[Figure data in JSON]
%%
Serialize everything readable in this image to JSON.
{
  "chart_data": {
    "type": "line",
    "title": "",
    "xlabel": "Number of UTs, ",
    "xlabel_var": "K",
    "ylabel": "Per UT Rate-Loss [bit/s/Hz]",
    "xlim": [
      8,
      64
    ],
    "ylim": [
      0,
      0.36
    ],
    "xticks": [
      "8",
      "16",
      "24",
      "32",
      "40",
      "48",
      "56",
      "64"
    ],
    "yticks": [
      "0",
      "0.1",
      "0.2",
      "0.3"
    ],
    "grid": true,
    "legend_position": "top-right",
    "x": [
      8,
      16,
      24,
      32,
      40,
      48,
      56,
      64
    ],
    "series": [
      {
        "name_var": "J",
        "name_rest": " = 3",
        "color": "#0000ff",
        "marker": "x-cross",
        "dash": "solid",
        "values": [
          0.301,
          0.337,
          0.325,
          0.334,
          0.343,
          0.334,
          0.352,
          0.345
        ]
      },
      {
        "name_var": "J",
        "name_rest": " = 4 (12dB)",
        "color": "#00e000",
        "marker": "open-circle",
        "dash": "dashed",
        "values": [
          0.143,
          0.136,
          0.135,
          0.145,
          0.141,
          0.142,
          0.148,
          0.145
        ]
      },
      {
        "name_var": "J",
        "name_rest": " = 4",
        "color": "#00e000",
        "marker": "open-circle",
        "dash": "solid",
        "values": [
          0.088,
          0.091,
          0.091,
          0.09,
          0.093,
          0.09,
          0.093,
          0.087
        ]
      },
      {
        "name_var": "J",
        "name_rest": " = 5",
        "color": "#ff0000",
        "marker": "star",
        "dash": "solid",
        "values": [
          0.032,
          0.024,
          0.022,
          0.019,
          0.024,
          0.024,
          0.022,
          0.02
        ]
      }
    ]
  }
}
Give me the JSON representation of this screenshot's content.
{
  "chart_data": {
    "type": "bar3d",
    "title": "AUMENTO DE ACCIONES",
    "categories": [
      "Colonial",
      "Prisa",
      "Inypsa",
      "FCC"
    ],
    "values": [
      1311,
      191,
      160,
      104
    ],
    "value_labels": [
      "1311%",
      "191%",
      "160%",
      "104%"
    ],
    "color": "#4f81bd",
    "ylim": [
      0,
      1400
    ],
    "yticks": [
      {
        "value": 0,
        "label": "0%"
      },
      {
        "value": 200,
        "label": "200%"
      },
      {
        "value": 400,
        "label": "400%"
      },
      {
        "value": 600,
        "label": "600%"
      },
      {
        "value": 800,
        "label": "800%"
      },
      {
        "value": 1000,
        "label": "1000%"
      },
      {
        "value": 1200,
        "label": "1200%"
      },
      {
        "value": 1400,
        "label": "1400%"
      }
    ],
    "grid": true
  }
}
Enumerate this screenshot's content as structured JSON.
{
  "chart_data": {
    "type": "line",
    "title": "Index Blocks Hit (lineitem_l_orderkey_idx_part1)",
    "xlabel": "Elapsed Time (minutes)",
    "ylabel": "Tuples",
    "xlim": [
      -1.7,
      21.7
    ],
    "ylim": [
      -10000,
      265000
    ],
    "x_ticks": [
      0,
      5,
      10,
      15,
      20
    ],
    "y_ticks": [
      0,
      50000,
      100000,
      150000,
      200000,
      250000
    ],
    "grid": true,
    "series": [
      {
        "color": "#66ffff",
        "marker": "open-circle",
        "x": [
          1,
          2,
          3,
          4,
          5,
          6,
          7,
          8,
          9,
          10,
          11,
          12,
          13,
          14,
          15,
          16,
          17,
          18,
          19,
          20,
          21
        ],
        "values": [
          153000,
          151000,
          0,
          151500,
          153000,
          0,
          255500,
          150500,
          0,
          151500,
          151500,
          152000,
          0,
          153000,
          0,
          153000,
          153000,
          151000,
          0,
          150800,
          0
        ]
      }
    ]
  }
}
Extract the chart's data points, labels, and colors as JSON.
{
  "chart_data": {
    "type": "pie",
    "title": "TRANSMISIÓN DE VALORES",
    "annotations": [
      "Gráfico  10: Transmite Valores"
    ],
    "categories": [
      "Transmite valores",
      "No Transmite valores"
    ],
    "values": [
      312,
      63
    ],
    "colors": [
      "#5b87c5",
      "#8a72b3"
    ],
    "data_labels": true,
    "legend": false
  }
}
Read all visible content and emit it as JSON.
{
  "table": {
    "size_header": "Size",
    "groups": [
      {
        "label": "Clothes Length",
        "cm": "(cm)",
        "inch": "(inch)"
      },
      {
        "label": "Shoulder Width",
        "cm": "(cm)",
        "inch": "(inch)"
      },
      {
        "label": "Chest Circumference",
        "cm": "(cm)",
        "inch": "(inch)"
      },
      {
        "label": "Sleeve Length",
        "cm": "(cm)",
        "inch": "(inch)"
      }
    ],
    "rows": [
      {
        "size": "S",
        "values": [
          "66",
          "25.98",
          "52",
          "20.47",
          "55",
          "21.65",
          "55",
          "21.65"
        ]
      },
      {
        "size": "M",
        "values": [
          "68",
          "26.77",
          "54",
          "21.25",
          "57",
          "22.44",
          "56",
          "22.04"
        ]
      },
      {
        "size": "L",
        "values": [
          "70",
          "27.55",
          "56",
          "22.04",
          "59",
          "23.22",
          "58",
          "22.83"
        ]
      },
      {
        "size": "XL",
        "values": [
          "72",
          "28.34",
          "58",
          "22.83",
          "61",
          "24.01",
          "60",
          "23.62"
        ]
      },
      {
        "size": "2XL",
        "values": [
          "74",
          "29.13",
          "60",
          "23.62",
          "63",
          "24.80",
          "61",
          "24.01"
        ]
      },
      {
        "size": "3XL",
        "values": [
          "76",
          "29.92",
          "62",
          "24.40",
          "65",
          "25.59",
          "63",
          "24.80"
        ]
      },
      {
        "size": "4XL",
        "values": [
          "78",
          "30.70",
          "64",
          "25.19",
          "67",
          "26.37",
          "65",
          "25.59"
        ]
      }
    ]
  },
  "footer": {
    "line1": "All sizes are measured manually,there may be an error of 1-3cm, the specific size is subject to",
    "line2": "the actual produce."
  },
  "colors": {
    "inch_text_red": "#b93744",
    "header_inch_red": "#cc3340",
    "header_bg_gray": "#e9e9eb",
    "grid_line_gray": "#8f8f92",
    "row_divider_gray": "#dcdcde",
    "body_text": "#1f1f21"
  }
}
%%
What is needed:
Please repeat the material above, word for word and in full.

Final answer:
Serialize everything readable in this image to JSON.
{
  "chart_data": {
    "type": "line",
    "title": "",
    "xlabel": "Number of UTs, ",
    "xlabel_var": "K",
    "ylabel": "Per UT Rate-Loss [bit/s/Hz]",
    "xlim": [
      8,
      64
    ],
    "ylim": [
      0,
      0.36
    ],
    "xticks": [
      "8",
      "16",
      "24",
      "32",
      "40",
      "48",
      "56",
      "64"
    ],
    "yticks": [
      "0",
      "0.1",
      "0.2",
      "0.3"
    ],
    "grid": true,
    "legend_position": "top-right",
    "x": [
      8,
      16,
      24,
      32,
      40,
      48,
      56,
      64
    ],
    "series": [
      {
        "name_var": "J",
        "name_rest": " = 3",
        "color": "#0000ff",
        "marker": "x-cross",
        "dash": "solid",
        "values": [
          0.301,
          0.337,
          0.325,
          0.334,
          0.343,
          0.334,
          0.352,
          0.345
        ]
      },
      {
        "name_var": "J",
        "name_rest": " = 4 (12dB)",
        "color": "#00e000",
        "marker": "open-circle",
        "dash": "dashed",
        "values": [
          0.143,
          0.136,
          0.135,
          0.145,
          0.141,
          0.142,
          0.148,
          0.145
        ]
      },
      {
        "name_var": "J",
        "name_rest": " = 4",
        "color": "#00e000",
        "marker": "open-circle",
        "dash": "solid",
        "values": [
          0.088,
          0.091,
          0.091,
          0.09,
          0.093,
          0.09,
          0.093,
          0.087
        ]
      },
      {
        "name_var": "J",
        "name_rest": " = 5",
        "color": "#ff0000",
        "marker": "star",
        "dash": "solid",
        "values": [
          0.032,
          0.024,
          0.022,
          0.019,
          0.024,
          0.024,
          0.022,
          0.02
        ]
      }
    ]
  }
}
Give me the JSON representation of this screenshot's content.
{
  "chart_data": {
    "type": "bar3d",
    "title": "AUMENTO DE ACCIONES",
    "categories": [
      "Colonial",
      "Prisa",
      "Inypsa",
      "FCC"
    ],
    "values": [
      1311,
      191,
      160,
      104
    ],
    "value_labels": [
      "1311%",
      "191%",
      "160%",
      "104%"
    ],
    "color": "#4f81bd",
    "ylim": [
      0,
      1400
    ],
    "yticks": [
      {
        "value": 0,
        "label": "0%"
      },
      {
        "value": 200,
        "label": "200%"
      },
      {
        "value": 400,
        "label": "400%"
      },
      {
        "value": 600,
        "label": "600%"
      },
      {
        "value": 800,
        "label": "800%"
      },
      {
        "value": 1000,
        "label": "1000%"
      },
      {
        "value": 1200,
        "label": "1200%"
      },
      {
        "value": 1400,
        "label": "1400%"
      }
    ],
    "grid": true
  }
}
Enumerate this screenshot's content as structured JSON.
{
  "chart_data": {
    "type": "line",
    "title": "Index Blocks Hit (lineitem_l_orderkey_idx_part1)",
    "xlabel": "Elapsed Time (minutes)",
    "ylabel": "Tuples",
    "xlim": [
      -1.7,
      21.7
    ],
    "ylim": [
      -10000,
      265000
    ],
    "x_ticks": [
      0,
      5,
      10,
      15,
      20
    ],
    "y_ticks": [
      0,
      50000,
      100000,
      150000,
      200000,
      250000
    ],
    "grid": true,
    "series": [
      {
        "color": "#66ffff",
        "marker": "open-circle",
        "x": [
          1,
          2,
          3,
          4,
          5,
          6,
          7,
          8,
          9,
          10,
          11,
          12,
          13,
          14,
          15,
          16,
          17,
          18,
          19,
          20,
          21
        ],
        "values": [
          153000,
          151000,
          0,
          151500,
          153000,
          0,
          255500,
          150500,
          0,
          151500,
          151500,
          152000,
          0,
          153000,
          0,
          153000,
          153000,
          151000,
          0,
          150800,
          0
        ]
      }
    ]
  }
}
Extract the chart's data points, labels, and colors as JSON.
{
  "chart_data": {
    "type": "pie",
    "title": "TRANSMISIÓN DE VALORES",
    "annotations": [
      "Gráfico  10: Transmite Valores"
    ],
    "categories": [
      "Transmite valores",
      "No Transmite valores"
    ],
    "values": [
      312,
      63
    ],
    "colors": [
      "#5b87c5",
      "#8a72b3"
    ],
    "data_labels": true,
    "legend": false
  }
}
Read all visible content and emit it as JSON.
{
  "table": {
    "size_header": "Size",
    "groups": [
      {
        "label": "Clothes Length",
        "cm": "(cm)",
        "inch": "(inch)"
      },
      {
        "label": "Shoulder Width",
        "cm": "(cm)",
        "inch": "(inch)"
      },
      {
        "label": "Chest Circumference",
        "cm": "(cm)",
        "inch": "(inch)"
      },
      {
        "label": "Sleeve Length",
        "cm": "(cm)",
        "inch": "(inch)"
      }
    ],
    "rows": [
      {
        "size": "S",
        "values": [
          "66",
          "25.98",
          "52",
          "20.47",
          "55",
          "21.65",
          "55",
          "21.65"
        ]
      },
      {
        "size": "M",
        "values": [
          "68",
          "26.77",
          "54",
          "21.25",
          "57",
          "22.44",
          "56",
          "22.04"
        ]
      },
      {
        "size": "L",
        "values": [
          "70",
          "27.55",
          "56",
          "22.04",
          "59",
          "23.22",
          "58",
          "22.83"
        ]
      },
      {
        "size": "XL",
        "values": [
          "72",
          "28.34",
          "58",
          "22.83",
          "61",
          "24.01",
          "60",
          "23.62"
        ]
      },
      {
        "size": "2XL",
        "values": [
          "74",
          "29.13",
          "60",
          "23.62",
          "63",
          "24.80",
          "61",
          "24.01"
        ]
      },
      {
        "size": "3XL",
        "values": [
          "76",
          "29.92",
          "62",
          "24.40",
          "65",
          "25.59",
          "63",
          "24.80"
        ]
      },
      {
        "size": "4XL",
        "values": [
          "78",
          "30.70",
          "64",
          "25.19",
          "67",
          "26.37",
          "65",
          "25.59"
        ]
      }
    ]
  },
  "footer": {
    "line1": "All sizes are measured manually,there may be an error of 1-3cm, the specific size is subject to",
    "line2": "the actual produce."
  },
  "colors": {
    "inch_text_red": "#b93744",
    "header_inch_red": "#cc3340",
    "header_bg_gray": "#e9e9eb",
    "grid_line_gray": "#8f8f92",
    "row_divider_gray": "#dcdcde",
    "body_text": "#1f1f21"
  }
}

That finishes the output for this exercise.